* Record excerpts
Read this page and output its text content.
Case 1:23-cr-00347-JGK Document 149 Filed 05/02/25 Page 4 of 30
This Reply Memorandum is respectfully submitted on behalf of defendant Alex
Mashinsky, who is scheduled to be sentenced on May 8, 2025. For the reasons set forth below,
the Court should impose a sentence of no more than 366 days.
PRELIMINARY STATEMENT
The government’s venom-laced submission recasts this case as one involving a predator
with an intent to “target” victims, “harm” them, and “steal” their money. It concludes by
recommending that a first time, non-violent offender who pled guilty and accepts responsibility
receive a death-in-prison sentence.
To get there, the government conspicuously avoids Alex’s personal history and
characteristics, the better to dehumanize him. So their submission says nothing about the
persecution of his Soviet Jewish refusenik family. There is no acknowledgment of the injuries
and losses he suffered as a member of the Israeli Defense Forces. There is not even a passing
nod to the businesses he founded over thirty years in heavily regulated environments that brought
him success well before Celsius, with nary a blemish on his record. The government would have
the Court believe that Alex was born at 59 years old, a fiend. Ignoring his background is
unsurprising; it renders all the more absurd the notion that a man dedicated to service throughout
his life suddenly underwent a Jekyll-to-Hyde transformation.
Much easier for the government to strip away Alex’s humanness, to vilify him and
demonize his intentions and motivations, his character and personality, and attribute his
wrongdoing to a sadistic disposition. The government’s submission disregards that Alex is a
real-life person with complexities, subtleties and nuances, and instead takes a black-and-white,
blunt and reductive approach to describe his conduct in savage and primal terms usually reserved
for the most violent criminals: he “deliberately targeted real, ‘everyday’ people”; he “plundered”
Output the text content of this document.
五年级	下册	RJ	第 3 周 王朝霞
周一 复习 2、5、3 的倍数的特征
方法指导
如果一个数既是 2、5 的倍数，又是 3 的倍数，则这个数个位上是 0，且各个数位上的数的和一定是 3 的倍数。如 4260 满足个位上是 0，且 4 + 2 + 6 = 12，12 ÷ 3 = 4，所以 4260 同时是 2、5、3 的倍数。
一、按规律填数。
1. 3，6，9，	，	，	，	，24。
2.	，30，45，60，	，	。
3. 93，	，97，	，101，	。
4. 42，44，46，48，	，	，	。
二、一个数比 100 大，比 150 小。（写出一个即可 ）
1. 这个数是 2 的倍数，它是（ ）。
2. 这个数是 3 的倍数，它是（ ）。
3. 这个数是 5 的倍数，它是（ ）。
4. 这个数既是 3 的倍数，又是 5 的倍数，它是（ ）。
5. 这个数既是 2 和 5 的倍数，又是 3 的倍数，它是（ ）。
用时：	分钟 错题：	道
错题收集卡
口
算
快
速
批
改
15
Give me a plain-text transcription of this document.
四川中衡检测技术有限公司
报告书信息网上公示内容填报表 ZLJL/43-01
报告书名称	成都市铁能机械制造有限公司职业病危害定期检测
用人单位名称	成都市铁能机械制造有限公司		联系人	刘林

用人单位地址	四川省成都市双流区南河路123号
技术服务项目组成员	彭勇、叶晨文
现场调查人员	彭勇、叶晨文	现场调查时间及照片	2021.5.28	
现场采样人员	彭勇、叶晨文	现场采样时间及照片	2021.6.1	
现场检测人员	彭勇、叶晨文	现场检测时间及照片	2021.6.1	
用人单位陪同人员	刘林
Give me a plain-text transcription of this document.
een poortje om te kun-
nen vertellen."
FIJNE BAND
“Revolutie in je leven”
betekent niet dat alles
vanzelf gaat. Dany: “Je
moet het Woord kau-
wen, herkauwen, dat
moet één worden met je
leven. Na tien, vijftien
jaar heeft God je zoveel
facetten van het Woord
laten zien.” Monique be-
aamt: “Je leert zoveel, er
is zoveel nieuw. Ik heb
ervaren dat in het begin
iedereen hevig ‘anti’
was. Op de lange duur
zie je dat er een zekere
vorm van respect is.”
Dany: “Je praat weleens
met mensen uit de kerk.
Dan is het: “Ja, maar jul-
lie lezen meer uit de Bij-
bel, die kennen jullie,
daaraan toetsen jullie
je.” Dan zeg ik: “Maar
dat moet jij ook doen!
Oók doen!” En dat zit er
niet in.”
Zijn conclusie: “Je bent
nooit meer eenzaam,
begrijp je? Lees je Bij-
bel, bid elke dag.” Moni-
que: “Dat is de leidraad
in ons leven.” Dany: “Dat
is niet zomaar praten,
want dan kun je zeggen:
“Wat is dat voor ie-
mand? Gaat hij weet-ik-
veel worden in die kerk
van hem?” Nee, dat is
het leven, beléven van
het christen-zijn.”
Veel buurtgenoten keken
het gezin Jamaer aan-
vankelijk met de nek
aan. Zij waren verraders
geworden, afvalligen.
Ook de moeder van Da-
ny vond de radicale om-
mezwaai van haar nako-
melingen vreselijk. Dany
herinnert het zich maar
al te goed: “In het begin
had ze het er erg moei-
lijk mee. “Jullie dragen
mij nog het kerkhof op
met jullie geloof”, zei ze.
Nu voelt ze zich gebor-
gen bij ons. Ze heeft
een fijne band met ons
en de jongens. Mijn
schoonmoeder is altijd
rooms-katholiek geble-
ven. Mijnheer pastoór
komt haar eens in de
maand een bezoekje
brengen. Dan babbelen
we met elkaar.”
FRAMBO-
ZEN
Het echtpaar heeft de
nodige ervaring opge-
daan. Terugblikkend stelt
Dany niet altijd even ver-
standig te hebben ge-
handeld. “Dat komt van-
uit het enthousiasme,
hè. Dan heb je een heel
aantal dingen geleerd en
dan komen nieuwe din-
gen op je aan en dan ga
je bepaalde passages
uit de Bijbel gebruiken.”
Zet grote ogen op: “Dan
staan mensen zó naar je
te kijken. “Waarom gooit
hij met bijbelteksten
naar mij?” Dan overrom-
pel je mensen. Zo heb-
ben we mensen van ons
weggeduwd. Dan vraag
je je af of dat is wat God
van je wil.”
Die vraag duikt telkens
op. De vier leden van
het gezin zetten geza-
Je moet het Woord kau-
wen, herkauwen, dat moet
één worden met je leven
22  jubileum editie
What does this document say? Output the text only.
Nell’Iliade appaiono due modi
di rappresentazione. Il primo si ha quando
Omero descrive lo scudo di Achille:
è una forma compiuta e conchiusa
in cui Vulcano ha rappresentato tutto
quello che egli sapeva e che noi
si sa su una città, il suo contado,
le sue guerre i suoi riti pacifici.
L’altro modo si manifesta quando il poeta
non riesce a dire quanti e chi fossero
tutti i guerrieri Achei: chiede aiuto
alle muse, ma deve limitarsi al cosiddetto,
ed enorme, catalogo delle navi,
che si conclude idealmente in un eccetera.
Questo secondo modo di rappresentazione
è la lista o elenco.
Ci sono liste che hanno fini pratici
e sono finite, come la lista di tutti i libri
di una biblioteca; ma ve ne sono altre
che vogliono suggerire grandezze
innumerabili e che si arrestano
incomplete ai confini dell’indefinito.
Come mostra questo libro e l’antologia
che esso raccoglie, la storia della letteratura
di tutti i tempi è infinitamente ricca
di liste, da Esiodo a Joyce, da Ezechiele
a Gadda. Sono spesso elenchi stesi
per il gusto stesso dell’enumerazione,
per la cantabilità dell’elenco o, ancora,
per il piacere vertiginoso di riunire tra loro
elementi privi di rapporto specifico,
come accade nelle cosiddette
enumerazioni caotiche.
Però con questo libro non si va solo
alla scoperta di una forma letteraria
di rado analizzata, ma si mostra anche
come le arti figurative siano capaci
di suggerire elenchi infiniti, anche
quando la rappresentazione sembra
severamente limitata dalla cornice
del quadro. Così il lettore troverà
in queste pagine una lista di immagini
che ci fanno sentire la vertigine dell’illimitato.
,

* Written request
Copy each line above where the string "gezin" occurs.

* Correct response
het gezin Jamaer aan-
het gezin zetten geza-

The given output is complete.